### [Stated goal]
Pull out each line of the records holding the string "والنصارى".

>> Start

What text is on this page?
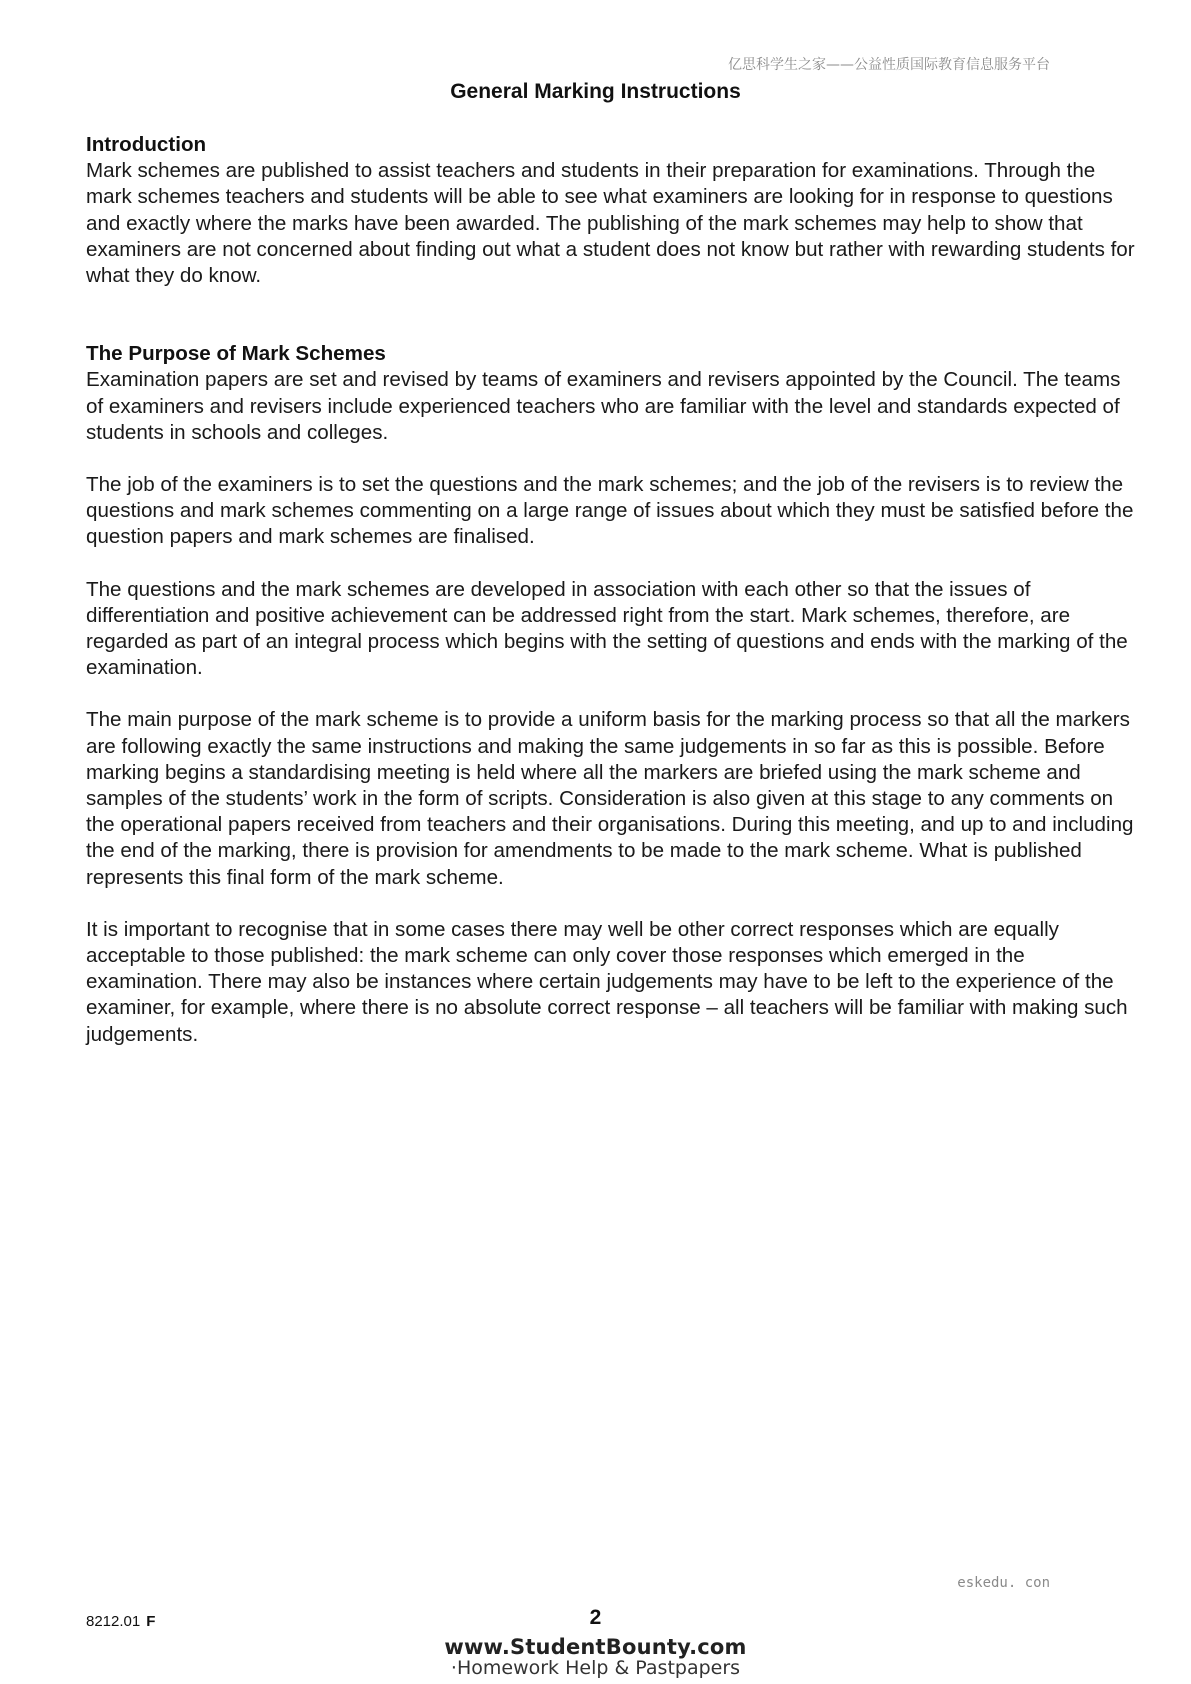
亿思科学生之家——公益性质国际教育信息服务平台
General Marking Instructions

Introduction

Mark schemes are published to assist teachers and students in their preparation for examinations. Through the mark schemes teachers and students will be able to see what examiners are looking for in response to questions and exactly where the marks have been awarded. The publishing of the mark schemes may help to show that examiners are not concerned about finding out what a student does not know but rather with rewarding students for what they do know.

The Purpose of Mark Schemes

Examination papers are set and revised by teams of examiners and revisers appointed by the Council. The teams of examiners and revisers include experienced teachers who are familiar with the level and standards expected of students in schools and colleges.

The job of the examiners is to set the questions and the mark schemes; and the job of the revisers is to review the questions and mark schemes commenting on a large range of issues about which they must be satisfied before the question papers and mark schemes are finalised.

The questions and the mark schemes are developed in association with each other so that the issues of differentiation and positive achievement can be addressed right from the start. Mark schemes, therefore, are regarded as part of an integral process which begins with the setting of questions and ends with the marking of the examination.

The main purpose of the mark scheme is to provide a uniform basis for the marking process so that all the markers are following exactly the same instructions and making the same judgements in so far as this is possible. Before marking begins a standardising meeting is held where all the markers are briefed using the mark scheme and samples of the students’ work in the form of scripts. Consideration is also given at this stage to any comments on the operational papers received from teachers and their organisations. During this meeting, and up to and including the end of the marking, there is provision for amendments to be made to the mark scheme. What is published represents this final form of the mark scheme.

It is important to recognise that in some cases there may well be other correct responses which are equally acceptable to those published: the mark scheme can only cover those responses which emerged in the examination. There may also be instances where certain judgements may have to be left to the experience of the examiner, for example, where there is no absolute correct response – all teachers will be familiar with making such judgements.

eskedu. con
8212.01 F	2
www.StudentBounty.com
·Homework Help & Pastpapers
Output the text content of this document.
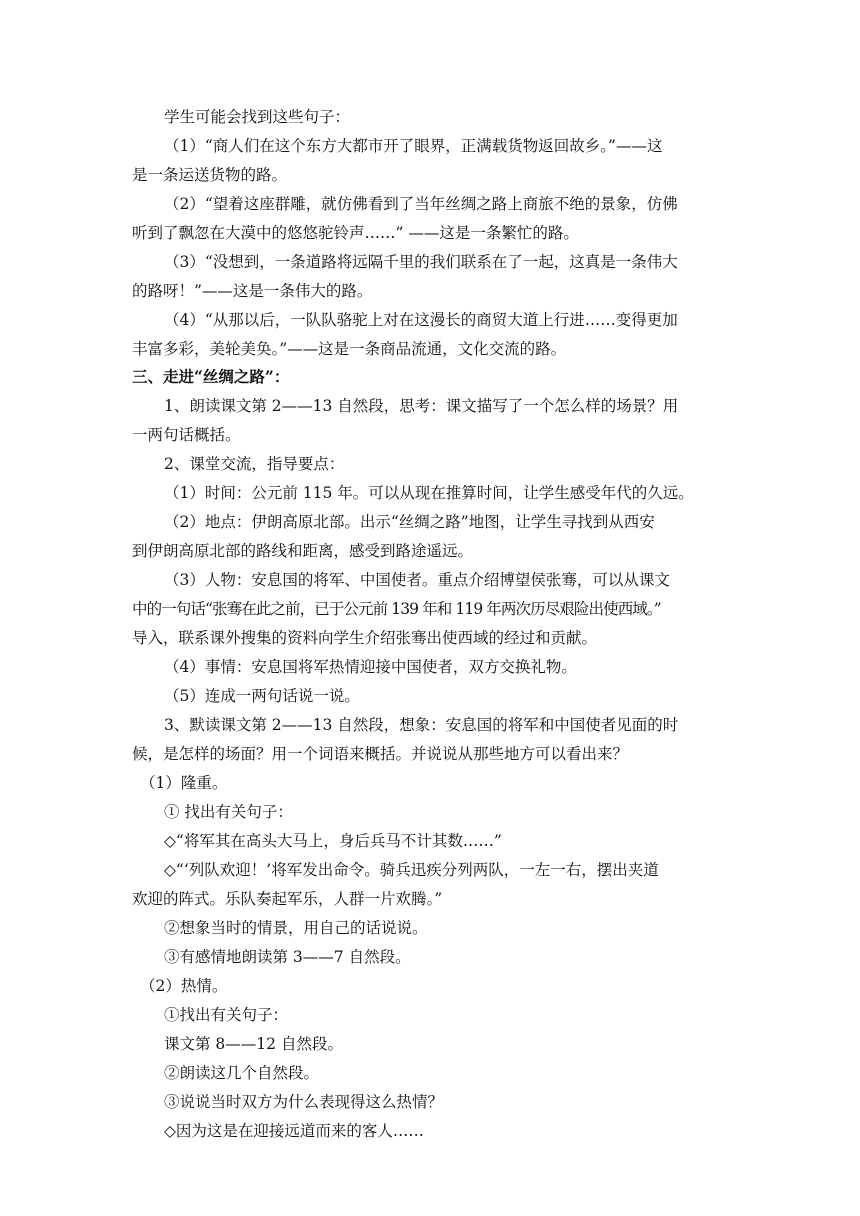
学生可能会找到这些句子：
（1）“商人们在这个东方大都市开了眼界，正满载货物返回故乡。”——这
是一条运送货物的路。
（2）“望着这座群雕，就仿佛看到了当年丝绸之路上商旅不绝的景象，仿佛
听到了飘忽在大漠中的悠悠驼铃声……” ——这是一条繁忙的路。
（3）“没想到，一条道路将远隔千里的我们联系在了一起，这真是一条伟大
的路呀！”——这是一条伟大的路。
（4）“从那以后，一队队骆驼上对在这漫长的商贸大道上行进……变得更加
丰富多彩，美轮美奂。”——这是一条商品流通，文化交流的路。
三、走进“丝绸之路”：
1、朗读课文第 2——13 自然段，思考：课文描写了一个怎么样的场景？用
一两句话概括。
2、课堂交流，指导要点：
（1）时间：公元前 115 年。可以从现在推算时间，让学生感受年代的久远。
（2）地点：伊朗高原北部。出示“丝绸之路”地图，让学生寻找到从西安
到伊朗高原北部的路线和距离，感受到路途遥远。
（3）人物：安息国的将军、中国使者。重点介绍博望侯张骞，可以从课文
中的一句话“张骞在此之前，已于公元前 139 年和 119 年两次历尽艰险出使西域。”
导入，联系课外搜集的资料向学生介绍张骞出使西域的经过和贡献。
（4）事情：安息国将军热情迎接中国使者，双方交换礼物。
（5）连成一两句话说一说。
3、默读课文第 2——13 自然段，想象：安息国的将军和中国使者见面的时
候，是怎样的场面？用一个词语来概括。并说说从那些地方可以看出来？
（1）隆重。
① 找出有关句子：
◇“将军其在高头大马上，身后兵马不计其数……”
◇“‘列队欢迎！’将军发出命令。骑兵迅疾分列两队，一左一右，摆出夹道
欢迎的阵式。乐队奏起军乐，人群一片欢腾。”
②想象当时的情景，用自己的话说说。
③有感情地朗读第 3——7 自然段。
（2）热情。
①找出有关句子：
课文第 8——12 自然段。
②朗读这几个自然段。
③说说当时双方为什么表现得这么热情？
◇因为这是在迎接远道而来的客人……
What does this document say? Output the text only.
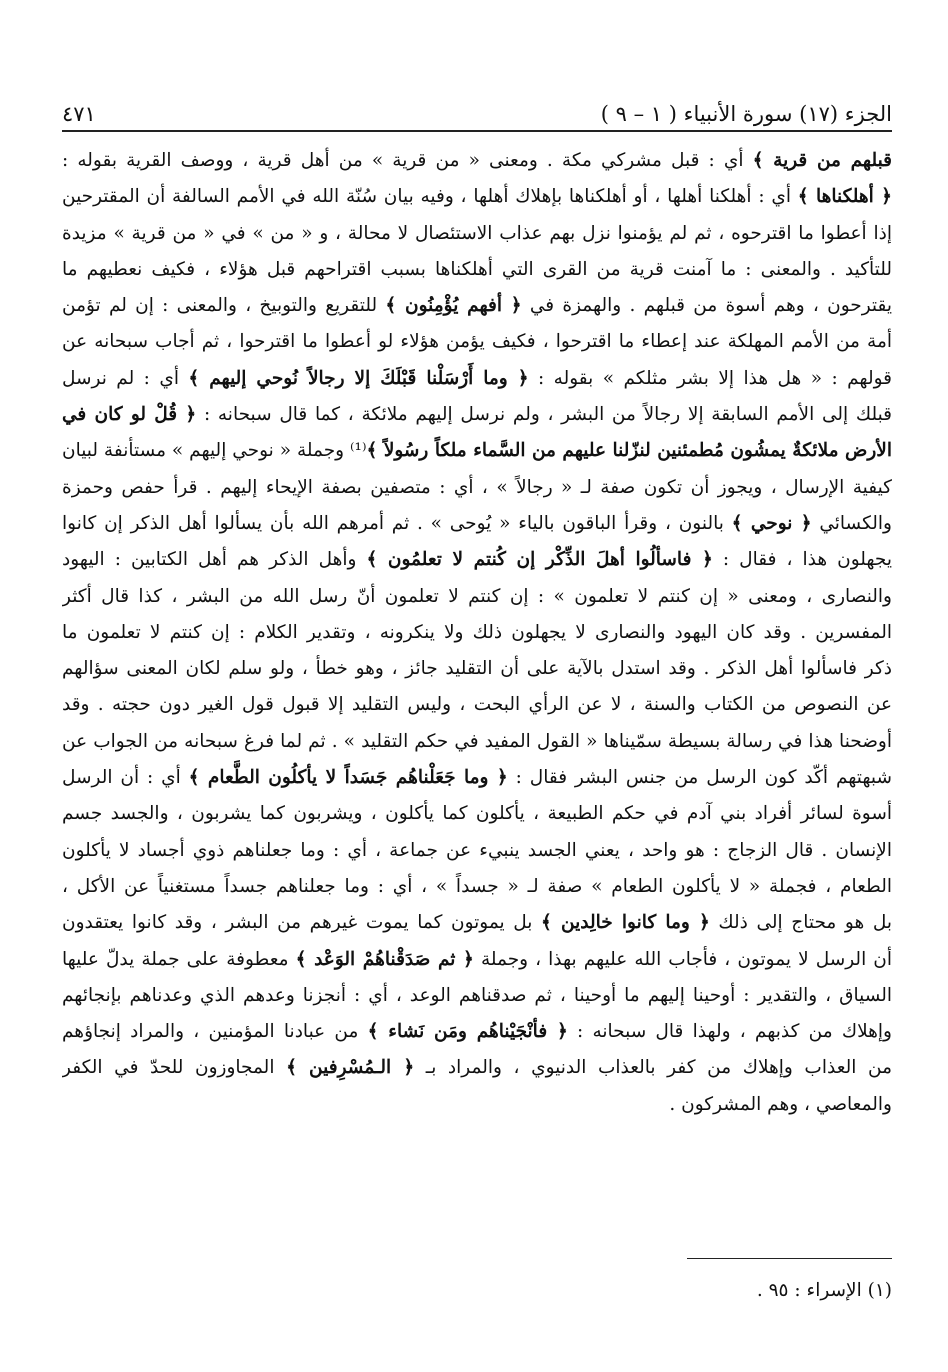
الجزء (١٧) سورة الأنبياء ( ١ – ٩ )
٤٧١
قبلهم من قرية ﴾ أي : قبل مشركي مكة . ومعنى « من قرية » من أهل قرية ، ووصف القرية بقوله :
﴿ أهلكناها ﴾ أي : أهلكنا أهلها ، أو أهلكناها بإهلاك أهلها ، وفيه بيان سُنّة الله في الأمم السالفة أن المقترحين
إذا أعطوا ما اقترحوه ، ثم لم يؤمنوا نزل بهم عذاب الاستئصال لا محالة ، و « من » في « من قرية » مزيدة
للتأكيد . والمعنى : ما آمنت قرية من القرى التي أهلكناها بسبب اقتراحهم قبل هؤلاء ، فكيف نعطيهم ما
يقترحون ، وهم أسوة من قبلهم . والهمزة في ﴿ أفهم يُؤْمِنُون ﴾ للتقريع والتوبيخ ، والمعنى : إن لم تؤمن
أمة من الأمم المهلكة عند إعطاء ما اقترحوا ، فكيف يؤمن هؤلاء لو أعطوا ما اقترحوا ، ثم أجاب سبحانه عن
قولهم : « هل هذا إلا بشر مثلكم » بقوله : ﴿ وما أَرْسَلْنا قَبْلَكَ إلا رجالاً نُوحي إليهم ﴾ أي : لم نرسل
قبلك إلى الأمم السابقة إلا رجالاً من البشر ، ولم نرسل إليهم ملائكة ، كما قال سبحانه : ﴿ قُلْ لو كان في
الأرض ملائكةٌ يمشُون مُطمئنين لنزّلنا عليهم من السَّماء ملكاً رسُولاً ﴾⁽¹⁾ وجملة « نوحي إليهم » مستأنفة لبيان
كيفية الإرسال ، ويجوز أن تكون صفة لـ « رجالاً » ، أي : متصفين بصفة الإيحاء إليهم . قرأ حفص وحمزة
والكسائي ﴿ نوحي ﴾ بالنون ، وقرأ الباقون بالياء « يُوحى » . ثم أمرهم الله بأن يسألوا أهل الذكر إن كانوا
يجهلون هذا ، فقال : ﴿ فاسألُوا أهلَ الذِّكْر إن كُنتم لا تعلمُون ﴾ وأهل الذكر هم أهل الكتابين : اليهود
والنصارى ، ومعنى « إن كنتم لا تعلمون » : إن كنتم لا تعلمون أنّ رسل الله من البشر ، كذا قال أكثر
المفسرين . وقد كان اليهود والنصارى لا يجهلون ذلك ولا ينكرونه ، وتقدير الكلام : إن كنتم لا تعلمون ما
ذكر فاسألوا أهل الذكر . وقد استدل بالآية على أن التقليد جائز ، وهو خطأ ، ولو سلم لكان المعنى سؤالهم
عن النصوص من الكتاب والسنة ، لا عن الرأي البحت ، وليس التقليد إلا قبول قول الغير دون حجته . وقد
أوضحنا هذا في رسالة بسيطة سمّيناها « القول المفيد في حكم التقليد » . ثم لما فرغ سبحانه من الجواب عن
شبهتهم أكّد كون الرسل من جنس البشر فقال : ﴿ وما جَعَلْناهُم جَسَداً لا يأكلُون الطَّعام ﴾ أي : أن الرسل
أسوة لسائر أفراد بني آدم في حكم الطبيعة ، يأكلون كما يأكلون ، ويشربون كما يشربون ، والجسد جسم
الإنسان . قال الزجاج : هو واحد ، يعني الجسد ينبيء عن جماعة ، أي : وما جعلناهم ذوي أجساد لا يأكلون
الطعام ، فجملة « لا يأكلون الطعام » صفة لـ « جسداً » ، أي : وما جعلناهم جسداً مستغنياً عن الأكل ،
بل هو محتاج إلى ذلك ﴿ وما كانوا خالِدين ﴾ بل يموتون كما يموت غيرهم من البشر ، وقد كانوا يعتقدون
أن الرسل لا يموتون ، فأجاب الله عليهم بهذا ، وجملة ﴿ ثم صَدَقْناهُمْ الوَعْد ﴾ معطوفة على جملة يدلّ عليها
السياق ، والتقدير : أوحينا إليهم ما أوحينا ، ثم صدقناهم الوعد ، أي : أنجزنا وعدهم الذي وعدناهم بإنجائهم
وإهلاك من كذبهم ، ولهذا قال سبحانه : ﴿ فأنْجَيْناهُم ومَن نَشاء ﴾ من عبادنا المؤمنين ، والمراد إنجاؤهم
من العذاب وإهلاك من كفر بالعذاب الدنيوي ، والمراد بـ ﴿ الـمُسْرِفين ﴾ المجاوزون للحدّ في الكفر
والمعاصي ، وهم المشركون .
(١) الإسراء : ٩٥ .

>> End

### [Solution]
والنصارى ، ومعنى « إن كنتم لا تعلمون » : إن كنتم لا تعلمون أنّ رسل الله من البشر ، كذا قال أكثر
المفسرين . وقد كان اليهود والنصارى لا يجهلون ذلك ولا ينكرونه ، وتقدير الكلام : إن كنتم لا تعلمون ما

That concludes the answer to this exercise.